== YOUR OBJECTIVE ==
Starting at the very first line of the entries and ending at the line that contains "label: NEARLY: NEARLY — [262, 768, 292, 851]", reproduce every line word for word, including both of those lines.

== STORED ROWS ==
## Begin

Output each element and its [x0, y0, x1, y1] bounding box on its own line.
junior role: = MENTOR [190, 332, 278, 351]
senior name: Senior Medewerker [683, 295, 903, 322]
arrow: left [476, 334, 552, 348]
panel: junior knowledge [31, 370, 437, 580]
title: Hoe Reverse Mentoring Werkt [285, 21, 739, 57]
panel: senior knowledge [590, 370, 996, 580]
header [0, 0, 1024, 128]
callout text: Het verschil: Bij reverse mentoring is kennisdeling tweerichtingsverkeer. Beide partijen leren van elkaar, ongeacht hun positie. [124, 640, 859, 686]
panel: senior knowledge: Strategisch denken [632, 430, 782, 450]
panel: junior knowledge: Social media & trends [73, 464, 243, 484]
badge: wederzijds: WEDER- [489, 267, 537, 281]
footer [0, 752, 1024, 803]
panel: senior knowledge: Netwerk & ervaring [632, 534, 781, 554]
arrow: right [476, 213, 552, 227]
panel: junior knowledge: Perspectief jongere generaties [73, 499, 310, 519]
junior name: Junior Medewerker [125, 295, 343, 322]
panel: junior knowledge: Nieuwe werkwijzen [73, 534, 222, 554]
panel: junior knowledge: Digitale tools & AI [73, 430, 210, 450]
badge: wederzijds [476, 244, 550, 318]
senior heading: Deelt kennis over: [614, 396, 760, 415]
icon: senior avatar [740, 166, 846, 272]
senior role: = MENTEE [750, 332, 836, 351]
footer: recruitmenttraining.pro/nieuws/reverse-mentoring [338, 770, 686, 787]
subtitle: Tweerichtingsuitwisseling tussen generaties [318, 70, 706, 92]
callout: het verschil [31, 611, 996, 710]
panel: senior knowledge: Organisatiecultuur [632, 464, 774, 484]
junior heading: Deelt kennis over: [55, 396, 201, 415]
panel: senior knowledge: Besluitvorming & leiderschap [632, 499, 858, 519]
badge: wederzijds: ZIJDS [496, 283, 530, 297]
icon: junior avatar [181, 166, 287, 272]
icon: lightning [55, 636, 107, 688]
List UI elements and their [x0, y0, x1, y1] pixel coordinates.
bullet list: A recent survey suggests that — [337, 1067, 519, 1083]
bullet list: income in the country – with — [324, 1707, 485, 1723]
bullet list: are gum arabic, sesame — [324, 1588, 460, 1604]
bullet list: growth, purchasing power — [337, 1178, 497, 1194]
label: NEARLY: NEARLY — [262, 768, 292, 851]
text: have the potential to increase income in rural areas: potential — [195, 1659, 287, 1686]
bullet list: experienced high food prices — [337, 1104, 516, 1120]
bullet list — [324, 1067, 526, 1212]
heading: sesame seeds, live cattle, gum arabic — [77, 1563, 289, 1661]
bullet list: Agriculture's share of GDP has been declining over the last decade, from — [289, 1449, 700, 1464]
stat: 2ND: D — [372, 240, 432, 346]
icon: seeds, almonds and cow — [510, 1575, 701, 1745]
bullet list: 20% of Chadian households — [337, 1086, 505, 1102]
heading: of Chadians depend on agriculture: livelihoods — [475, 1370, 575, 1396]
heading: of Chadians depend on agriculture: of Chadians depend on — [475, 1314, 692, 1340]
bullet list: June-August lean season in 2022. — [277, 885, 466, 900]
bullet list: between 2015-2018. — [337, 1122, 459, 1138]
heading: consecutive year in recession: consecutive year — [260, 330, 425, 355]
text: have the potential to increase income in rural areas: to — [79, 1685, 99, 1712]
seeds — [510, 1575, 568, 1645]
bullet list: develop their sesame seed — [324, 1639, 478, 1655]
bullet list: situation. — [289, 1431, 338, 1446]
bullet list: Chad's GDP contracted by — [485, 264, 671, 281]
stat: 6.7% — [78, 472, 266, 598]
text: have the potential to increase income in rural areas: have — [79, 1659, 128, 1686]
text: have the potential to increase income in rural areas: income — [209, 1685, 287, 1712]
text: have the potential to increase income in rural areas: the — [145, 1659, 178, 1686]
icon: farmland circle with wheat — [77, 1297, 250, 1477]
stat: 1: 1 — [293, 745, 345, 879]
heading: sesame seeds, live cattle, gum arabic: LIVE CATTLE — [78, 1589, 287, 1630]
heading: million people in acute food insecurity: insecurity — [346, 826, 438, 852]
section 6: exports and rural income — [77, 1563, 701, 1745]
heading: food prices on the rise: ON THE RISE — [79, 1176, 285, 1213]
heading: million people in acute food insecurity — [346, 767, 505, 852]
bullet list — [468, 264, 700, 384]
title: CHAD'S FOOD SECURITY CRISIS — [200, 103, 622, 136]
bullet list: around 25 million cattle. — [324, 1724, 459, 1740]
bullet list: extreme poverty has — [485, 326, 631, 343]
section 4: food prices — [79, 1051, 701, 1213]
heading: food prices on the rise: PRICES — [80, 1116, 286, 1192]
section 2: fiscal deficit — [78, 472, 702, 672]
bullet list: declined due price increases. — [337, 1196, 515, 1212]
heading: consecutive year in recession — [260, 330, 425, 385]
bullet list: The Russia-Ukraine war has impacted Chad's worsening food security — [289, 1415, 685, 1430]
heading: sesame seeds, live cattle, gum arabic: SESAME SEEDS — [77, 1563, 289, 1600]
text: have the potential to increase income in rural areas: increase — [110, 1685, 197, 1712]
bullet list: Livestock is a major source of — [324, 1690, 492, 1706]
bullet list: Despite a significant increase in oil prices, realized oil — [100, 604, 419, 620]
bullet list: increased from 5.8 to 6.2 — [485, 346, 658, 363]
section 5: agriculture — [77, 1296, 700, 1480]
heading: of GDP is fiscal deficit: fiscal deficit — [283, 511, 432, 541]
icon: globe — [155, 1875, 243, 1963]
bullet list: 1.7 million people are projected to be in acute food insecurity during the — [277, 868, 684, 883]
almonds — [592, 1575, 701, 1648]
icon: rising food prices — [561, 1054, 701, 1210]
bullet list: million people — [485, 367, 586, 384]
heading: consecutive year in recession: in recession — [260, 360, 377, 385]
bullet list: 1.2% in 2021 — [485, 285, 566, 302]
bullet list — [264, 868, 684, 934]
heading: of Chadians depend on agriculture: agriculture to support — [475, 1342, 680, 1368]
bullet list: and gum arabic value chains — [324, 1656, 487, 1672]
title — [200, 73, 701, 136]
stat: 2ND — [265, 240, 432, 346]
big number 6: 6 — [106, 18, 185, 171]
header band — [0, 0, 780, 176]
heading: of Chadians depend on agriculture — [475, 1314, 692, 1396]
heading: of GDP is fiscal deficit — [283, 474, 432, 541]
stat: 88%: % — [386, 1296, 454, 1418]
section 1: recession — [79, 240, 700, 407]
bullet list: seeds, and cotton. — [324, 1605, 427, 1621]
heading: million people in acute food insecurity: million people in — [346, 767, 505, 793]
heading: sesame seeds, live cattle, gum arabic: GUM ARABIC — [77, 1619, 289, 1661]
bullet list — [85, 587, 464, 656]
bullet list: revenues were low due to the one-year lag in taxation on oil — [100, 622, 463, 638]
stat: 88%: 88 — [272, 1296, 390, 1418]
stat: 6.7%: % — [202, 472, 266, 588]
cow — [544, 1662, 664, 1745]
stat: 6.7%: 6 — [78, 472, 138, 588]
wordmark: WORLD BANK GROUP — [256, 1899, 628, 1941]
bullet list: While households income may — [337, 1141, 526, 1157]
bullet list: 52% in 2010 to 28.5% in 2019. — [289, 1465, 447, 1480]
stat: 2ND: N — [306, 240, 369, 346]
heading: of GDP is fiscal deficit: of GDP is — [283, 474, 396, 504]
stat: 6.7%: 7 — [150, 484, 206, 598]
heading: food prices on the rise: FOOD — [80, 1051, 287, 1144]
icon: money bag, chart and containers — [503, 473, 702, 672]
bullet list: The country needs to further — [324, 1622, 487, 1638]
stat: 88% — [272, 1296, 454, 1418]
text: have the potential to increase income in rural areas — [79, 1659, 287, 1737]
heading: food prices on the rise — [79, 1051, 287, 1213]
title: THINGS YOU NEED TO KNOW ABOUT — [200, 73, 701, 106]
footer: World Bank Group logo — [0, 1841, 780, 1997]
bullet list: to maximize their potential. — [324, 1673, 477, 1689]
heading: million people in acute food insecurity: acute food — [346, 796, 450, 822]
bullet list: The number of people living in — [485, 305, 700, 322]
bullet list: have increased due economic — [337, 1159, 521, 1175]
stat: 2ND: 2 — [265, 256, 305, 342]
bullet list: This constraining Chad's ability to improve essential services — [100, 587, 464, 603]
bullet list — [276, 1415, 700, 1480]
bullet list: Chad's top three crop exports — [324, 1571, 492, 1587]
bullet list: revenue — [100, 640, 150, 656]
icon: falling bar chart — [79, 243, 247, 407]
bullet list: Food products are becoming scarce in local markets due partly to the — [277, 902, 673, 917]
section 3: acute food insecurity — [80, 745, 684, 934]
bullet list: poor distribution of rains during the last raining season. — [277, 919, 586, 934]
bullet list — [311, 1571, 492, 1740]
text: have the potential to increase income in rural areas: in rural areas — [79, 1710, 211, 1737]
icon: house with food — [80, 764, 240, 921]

## End

== RESULT OF THIS TASK ==
Output each element and its [x0, y0, x1, y1] bounding box on its own line.
junior role: = MENTOR [190, 332, 278, 351]
senior name: Senior Medewerker [683, 295, 903, 322]
arrow: left [476, 334, 552, 348]
panel: junior knowledge [31, 370, 437, 580]
title: Hoe Reverse Mentoring Werkt [285, 21, 739, 57]
panel: senior knowledge [590, 370, 996, 580]
header [0, 0, 1024, 128]
callout text: Het verschil: Bij reverse mentoring is kennisdeling tweerichtingsverkeer. Beide partijen leren van elkaar, ongeacht hun positie. [124, 640, 859, 686]
panel: senior knowledge: Strategisch denken [632, 430, 782, 450]
panel: junior knowledge: Social media & trends [73, 464, 243, 484]
badge: wederzijds: WEDER- [489, 267, 537, 281]
footer [0, 752, 1024, 803]
panel: senior knowledge: Netwerk & ervaring [632, 534, 781, 554]
arrow: right [476, 213, 552, 227]
panel: junior knowledge: Perspectief jongere generaties [73, 499, 310, 519]
junior name: Junior Medewerker [125, 295, 343, 322]
panel: junior knowledge: Nieuwe werkwijzen [73, 534, 222, 554]
panel: junior knowledge: Digitale tools & AI [73, 430, 210, 450]
badge: wederzijds [476, 244, 550, 318]
senior heading: Deelt kennis over: [614, 396, 760, 415]
icon: senior avatar [740, 166, 846, 272]
senior role: = MENTEE [750, 332, 836, 351]
footer: recruitmenttraining.pro/nieuws/reverse-mentoring [338, 770, 686, 787]
subtitle: Tweerichtingsuitwisseling tussen generaties [318, 70, 706, 92]
callout: het verschil [31, 611, 996, 710]
panel: senior knowledge: Organisatiecultuur [632, 464, 774, 484]
junior heading: Deelt kennis over: [55, 396, 201, 415]
panel: senior knowledge: Besluitvorming & leiderschap [632, 499, 858, 519]
badge: wederzijds: ZIJDS [496, 283, 530, 297]
icon: junior avatar [181, 166, 287, 272]
icon: lightning [55, 636, 107, 688]
List UI elements and their [x0, y0, x1, y1] pixel coordinates.
bullet list: A recent survey suggests that — [337, 1067, 519, 1083]
bullet list: income in the country – with — [324, 1707, 485, 1723]
bullet list: are gum arabic, sesame — [324, 1588, 460, 1604]
bullet list: growth, purchasing power — [337, 1178, 497, 1194]
label: NEARLY: NEARLY — [262, 768, 292, 851]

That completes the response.